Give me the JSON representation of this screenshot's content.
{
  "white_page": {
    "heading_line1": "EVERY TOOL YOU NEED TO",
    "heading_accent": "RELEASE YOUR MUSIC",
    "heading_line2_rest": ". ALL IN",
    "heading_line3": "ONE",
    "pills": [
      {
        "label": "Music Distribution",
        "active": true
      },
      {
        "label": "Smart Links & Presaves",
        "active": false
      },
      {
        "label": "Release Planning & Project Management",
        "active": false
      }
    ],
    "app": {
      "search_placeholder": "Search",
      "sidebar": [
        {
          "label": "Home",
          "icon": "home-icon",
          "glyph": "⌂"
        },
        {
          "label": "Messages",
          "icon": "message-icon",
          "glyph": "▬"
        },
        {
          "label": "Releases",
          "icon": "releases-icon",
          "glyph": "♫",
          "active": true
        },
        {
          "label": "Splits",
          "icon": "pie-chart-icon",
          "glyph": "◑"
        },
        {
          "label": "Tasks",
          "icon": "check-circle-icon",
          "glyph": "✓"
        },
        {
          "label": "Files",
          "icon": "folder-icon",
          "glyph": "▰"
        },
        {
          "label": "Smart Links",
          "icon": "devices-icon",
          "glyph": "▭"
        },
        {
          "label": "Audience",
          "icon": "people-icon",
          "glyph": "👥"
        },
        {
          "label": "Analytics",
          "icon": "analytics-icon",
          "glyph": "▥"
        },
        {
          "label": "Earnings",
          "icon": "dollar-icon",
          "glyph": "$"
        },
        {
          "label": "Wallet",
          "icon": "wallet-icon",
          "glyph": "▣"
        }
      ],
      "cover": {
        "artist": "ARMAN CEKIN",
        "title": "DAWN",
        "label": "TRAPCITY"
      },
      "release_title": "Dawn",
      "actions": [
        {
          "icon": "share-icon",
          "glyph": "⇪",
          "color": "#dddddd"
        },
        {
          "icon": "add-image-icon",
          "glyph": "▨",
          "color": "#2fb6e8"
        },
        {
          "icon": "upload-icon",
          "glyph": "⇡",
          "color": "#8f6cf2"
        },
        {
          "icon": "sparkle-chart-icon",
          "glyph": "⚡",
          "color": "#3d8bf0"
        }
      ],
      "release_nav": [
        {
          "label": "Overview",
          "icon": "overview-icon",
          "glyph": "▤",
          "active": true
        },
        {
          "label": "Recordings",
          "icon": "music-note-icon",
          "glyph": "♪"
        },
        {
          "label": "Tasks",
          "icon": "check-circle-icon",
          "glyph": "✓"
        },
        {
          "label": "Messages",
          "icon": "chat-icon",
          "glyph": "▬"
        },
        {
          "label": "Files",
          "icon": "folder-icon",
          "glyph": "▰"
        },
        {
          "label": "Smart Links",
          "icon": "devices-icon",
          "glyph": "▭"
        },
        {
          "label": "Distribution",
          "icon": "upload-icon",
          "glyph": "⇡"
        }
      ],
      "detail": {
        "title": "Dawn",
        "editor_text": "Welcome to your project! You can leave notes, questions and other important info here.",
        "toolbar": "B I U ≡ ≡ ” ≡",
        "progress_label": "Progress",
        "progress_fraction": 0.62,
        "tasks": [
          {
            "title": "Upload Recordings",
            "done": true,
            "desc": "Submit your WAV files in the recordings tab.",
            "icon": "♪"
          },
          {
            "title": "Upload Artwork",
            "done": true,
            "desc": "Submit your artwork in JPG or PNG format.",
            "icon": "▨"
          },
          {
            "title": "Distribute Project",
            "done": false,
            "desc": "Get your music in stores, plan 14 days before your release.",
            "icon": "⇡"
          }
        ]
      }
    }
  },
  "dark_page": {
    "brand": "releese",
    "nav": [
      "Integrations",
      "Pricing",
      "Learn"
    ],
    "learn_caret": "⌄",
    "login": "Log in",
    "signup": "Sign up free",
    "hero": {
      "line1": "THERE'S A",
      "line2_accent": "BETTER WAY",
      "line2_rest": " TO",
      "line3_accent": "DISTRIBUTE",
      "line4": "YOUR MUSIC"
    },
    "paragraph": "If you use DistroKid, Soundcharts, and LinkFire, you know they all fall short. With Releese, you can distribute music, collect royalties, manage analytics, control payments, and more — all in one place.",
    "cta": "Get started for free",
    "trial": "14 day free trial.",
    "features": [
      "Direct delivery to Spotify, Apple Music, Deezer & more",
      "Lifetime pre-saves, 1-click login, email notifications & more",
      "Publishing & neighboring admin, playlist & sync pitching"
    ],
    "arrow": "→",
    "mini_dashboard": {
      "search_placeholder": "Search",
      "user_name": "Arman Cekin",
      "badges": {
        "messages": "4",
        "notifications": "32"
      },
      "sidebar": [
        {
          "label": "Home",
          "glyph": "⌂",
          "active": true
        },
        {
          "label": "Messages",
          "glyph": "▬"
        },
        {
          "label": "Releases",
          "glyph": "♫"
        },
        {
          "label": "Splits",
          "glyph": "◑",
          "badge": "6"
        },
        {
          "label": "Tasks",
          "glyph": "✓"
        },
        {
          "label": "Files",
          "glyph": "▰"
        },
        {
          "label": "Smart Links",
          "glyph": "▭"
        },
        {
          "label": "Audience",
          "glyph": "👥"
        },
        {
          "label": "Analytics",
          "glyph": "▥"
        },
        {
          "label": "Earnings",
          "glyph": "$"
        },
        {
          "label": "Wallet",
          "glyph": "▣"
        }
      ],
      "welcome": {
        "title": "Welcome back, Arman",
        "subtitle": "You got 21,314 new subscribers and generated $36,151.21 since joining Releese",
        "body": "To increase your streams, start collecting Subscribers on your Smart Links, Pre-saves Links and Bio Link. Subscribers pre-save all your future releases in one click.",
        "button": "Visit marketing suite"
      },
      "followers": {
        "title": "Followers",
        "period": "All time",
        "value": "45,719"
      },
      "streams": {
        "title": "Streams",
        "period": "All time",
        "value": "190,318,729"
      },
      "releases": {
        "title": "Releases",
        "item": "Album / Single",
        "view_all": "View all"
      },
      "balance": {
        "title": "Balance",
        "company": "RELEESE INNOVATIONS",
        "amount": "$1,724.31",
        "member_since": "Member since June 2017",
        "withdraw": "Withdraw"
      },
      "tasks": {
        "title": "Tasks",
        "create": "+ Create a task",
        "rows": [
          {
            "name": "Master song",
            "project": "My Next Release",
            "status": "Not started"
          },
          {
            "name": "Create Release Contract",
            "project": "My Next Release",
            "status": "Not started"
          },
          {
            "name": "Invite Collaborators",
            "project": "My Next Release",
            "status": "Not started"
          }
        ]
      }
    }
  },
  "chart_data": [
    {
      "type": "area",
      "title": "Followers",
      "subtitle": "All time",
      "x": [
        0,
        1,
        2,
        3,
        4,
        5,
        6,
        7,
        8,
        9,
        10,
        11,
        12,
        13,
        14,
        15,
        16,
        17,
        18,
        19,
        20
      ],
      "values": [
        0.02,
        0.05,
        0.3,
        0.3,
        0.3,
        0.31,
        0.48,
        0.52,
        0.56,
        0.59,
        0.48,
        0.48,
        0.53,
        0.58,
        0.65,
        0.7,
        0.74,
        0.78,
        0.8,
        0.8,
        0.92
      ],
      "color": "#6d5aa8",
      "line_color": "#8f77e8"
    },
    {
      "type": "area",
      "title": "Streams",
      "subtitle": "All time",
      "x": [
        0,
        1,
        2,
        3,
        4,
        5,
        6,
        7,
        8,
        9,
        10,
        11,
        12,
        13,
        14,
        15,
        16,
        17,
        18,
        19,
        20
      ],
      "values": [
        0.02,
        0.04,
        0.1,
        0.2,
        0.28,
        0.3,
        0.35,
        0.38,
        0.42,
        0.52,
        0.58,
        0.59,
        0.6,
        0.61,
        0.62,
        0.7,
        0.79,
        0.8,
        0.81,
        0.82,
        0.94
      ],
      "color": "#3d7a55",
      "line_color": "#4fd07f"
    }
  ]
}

---------------

§ Set problem: Extract each line of the material exactly as it stands.

§ Answer to this problem:
Give me the JSON representation of this screenshot's content.
{
  "white_page": {
    "heading_line1": "EVERY TOOL YOU NEED TO",
    "heading_accent": "RELEASE YOUR MUSIC",
    "heading_line2_rest": ". ALL IN",
    "heading_line3": "ONE",
    "pills": [
      {
        "label": "Music Distribution",
        "active": true
      },
      {
        "label": "Smart Links & Presaves",
        "active": false
      },
      {
        "label": "Release Planning & Project Management",
        "active": false
      }
    ],
    "app": {
      "search_placeholder": "Search",
      "sidebar": [
        {
          "label": "Home",
          "icon": "home-icon",
          "glyph": "⌂"
        },
        {
          "label": "Messages",
          "icon": "message-icon",
          "glyph": "▬"
        },
        {
          "label": "Releases",
          "icon": "releases-icon",
          "glyph": "♫",
          "active": true
        },
        {
          "label": "Splits",
          "icon": "pie-chart-icon",
          "glyph": "◑"
        },
        {
          "label": "Tasks",
          "icon": "check-circle-icon",
          "glyph": "✓"
        },
        {
          "label": "Files",
          "icon": "folder-icon",
          "glyph": "▰"
        },
        {
          "label": "Smart Links",
          "icon": "devices-icon",
          "glyph": "▭"
        },
        {
          "label": "Audience",
          "icon": "people-icon",
          "glyph": "👥"
        },
        {
          "label": "Analytics",
          "icon": "analytics-icon",
          "glyph": "▥"
        },
        {
          "label": "Earnings",
          "icon": "dollar-icon",
          "glyph": "$"
        },
        {
          "label": "Wallet",
          "icon": "wallet-icon",
          "glyph": "▣"
        }
      ],
      "cover": {
        "artist": "ARMAN CEKIN",
        "title": "DAWN",
        "label": "TRAPCITY"
      },
      "release_title": "Dawn",
      "actions": [
        {
          "icon": "share-icon",
          "glyph": "⇪",
          "color": "#dddddd"
        },
        {
          "icon": "add-image-icon",
          "glyph": "▨",
          "color": "#2fb6e8"
        },
        {
          "icon": "upload-icon",
          "glyph": "⇡",
          "color": "#8f6cf2"
        },
        {
          "icon": "sparkle-chart-icon",
          "glyph": "⚡",
          "color": "#3d8bf0"
        }
      ],
      "release_nav": [
        {
          "label": "Overview",
          "icon": "overview-icon",
          "glyph": "▤",
          "active": true
        },
        {
          "label": "Recordings",
          "icon": "music-note-icon",
          "glyph": "♪"
        },
        {
          "label": "Tasks",
          "icon": "check-circle-icon",
          "glyph": "✓"
        },
        {
          "label": "Messages",
          "icon": "chat-icon",
          "glyph": "▬"
        },
        {
          "label": "Files",
          "icon": "folder-icon",
          "glyph": "▰"
        },
        {
          "label": "Smart Links",
          "icon": "devices-icon",
          "glyph": "▭"
        },
        {
          "label": "Distribution",
          "icon": "upload-icon",
          "glyph": "⇡"
        }
      ],
      "detail": {
        "title": "Dawn",
        "editor_text": "Welcome to your project! You can leave notes, questions and other important info here.",
        "toolbar": "B I U ≡ ≡ ” ≡",
        "progress_label": "Progress",
        "progress_fraction": 0.62,
        "tasks": [
          {
            "title": "Upload Recordings",
            "done": true,
            "desc": "Submit your WAV files in the recordings tab.",
            "icon": "♪"
          },
          {
            "title": "Upload Artwork",
            "done": true,
            "desc": "Submit your artwork in JPG or PNG format.",
            "icon": "▨"
          },
          {
            "title": "Distribute Project",
            "done": false,
            "desc": "Get your music in stores, plan 14 days before your release.",
            "icon": "⇡"
          }
        ]
      }
    }
  },
  "dark_page": {
    "brand": "releese",
    "nav": [
      "Integrations",
      "Pricing",
      "Learn"
    ],
    "learn_caret": "⌄",
    "login": "Log in",
    "signup": "Sign up free",
    "hero": {
      "line1": "THERE'S A",
      "line2_accent": "BETTER WAY",
      "line2_rest": " TO",
      "line3_accent": "DISTRIBUTE",
      "line4": "YOUR MUSIC"
    },
    "paragraph": "If you use DistroKid, Soundcharts, and LinkFire, you know they all fall short. With Releese, you can distribute music, collect royalties, manage analytics, control payments, and more — all in one place.",
    "cta": "Get started for free",
    "trial": "14 day free trial.",
    "features": [
      "Direct delivery to Spotify, Apple Music, Deezer & more",
      "Lifetime pre-saves, 1-click login, email notifications & more",
      "Publishing & neighboring admin, playlist & sync pitching"
    ],
    "arrow": "→",
    "mini_dashboard": {
      "search_placeholder": "Search",
      "user_name": "Arman Cekin",
      "badges": {
        "messages": "4",
        "notifications": "32"
      },
      "sidebar": [
        {
          "label": "Home",
          "glyph": "⌂",
          "active": true
        },
        {
          "label": "Messages",
          "glyph": "▬"
        },
        {
          "label": "Releases",
          "glyph": "♫"
        },
        {
          "label": "Splits",
          "glyph": "◑",
          "badge": "6"
        },
        {
          "label": "Tasks",
          "glyph": "✓"
        },
        {
          "label": "Files",
          "glyph": "▰"
        },
        {
          "label": "Smart Links",
          "glyph": "▭"
        },
        {
          "label": "Audience",
          "glyph": "👥"
        },
        {
          "label": "Analytics",
          "glyph": "▥"
        },
        {
          "label": "Earnings",
          "glyph": "$"
        },
        {
          "label": "Wallet",
          "glyph": "▣"
        }
      ],
      "welcome": {
        "title": "Welcome back, Arman",
        "subtitle": "You got 21,314 new subscribers and generated $36,151.21 since joining Releese",
        "body": "To increase your streams, start collecting Subscribers on your Smart Links, Pre-saves Links and Bio Link. Subscribers pre-save all your future releases in one click.",
        "button": "Visit marketing suite"
      },
      "followers": {
        "title": "Followers",
        "period": "All time",
        "value": "45,719"
      },
      "streams": {
        "title": "Streams",
        "period": "All time",
        "value": "190,318,729"
      },
      "releases": {
        "title": "Releases",
        "item": "Album / Single",
        "view_all": "View all"
      },
      "balance": {
        "title": "Balance",
        "company": "RELEESE INNOVATIONS",
        "amount": "$1,724.31",
        "member_since": "Member since June 2017",
        "withdraw": "Withdraw"
      },
      "tasks": {
        "title": "Tasks",
        "create": "+ Create a task",
        "rows": [
          {
            "name": "Master song",
            "project": "My Next Release",
            "status": "Not started"
          },
          {
            "name": "Create Release Contract",
            "project": "My Next Release",
            "status": "Not started"
          },
          {
            "name": "Invite Collaborators",
            "project": "My Next Release",
            "status": "Not started"
          }
        ]
      }
    }
  },
  "chart_data": [
    {
      "type": "area",
      "title": "Followers",
      "subtitle": "All time",
      "x": [
        0,
        1,
        2,
        3,
        4,
        5,
        6,
        7,
        8,
        9,
        10,
        11,
        12,
        13,
        14,
        15,
        16,
        17,
        18,
        19,
        20
      ],
      "values": [
        0.02,
        0.05,
        0.3,
        0.3,
        0.3,
        0.31,
        0.48,
        0.52,
        0.56,
        0.59,
        0.48,
        0.48,
        0.53,
        0.58,
        0.65,
        0.7,
        0.74,
        0.78,
        0.8,
        0.8,
        0.92
      ],
      "color": "#6d5aa8",
      "line_color": "#8f77e8"
    },
    {
      "type": "area",
      "title": "Streams",
      "subtitle": "All time",
      "x": [
        0,
        1,
        2,
        3,
        4,
        5,
        6,
        7,
        8,
        9,
        10,
        11,
        12,
        13,
        14,
        15,
        16,
        17,
        18,
        19,
        20
      ],
      "values": [
        0.02,
        0.04,
        0.1,
        0.2,
        0.28,
        0.3,
        0.35,
        0.38,
        0.42,
        0.52,
        0.58,
        0.59,
        0.6,
        0.61,
        0.62,
        0.7,
        0.79,
        0.8,
        0.81,
        0.82,
        0.94
      ],
      "color": "#3d7a55",
      "line_color": "#4fd07f"
    }
  ]
}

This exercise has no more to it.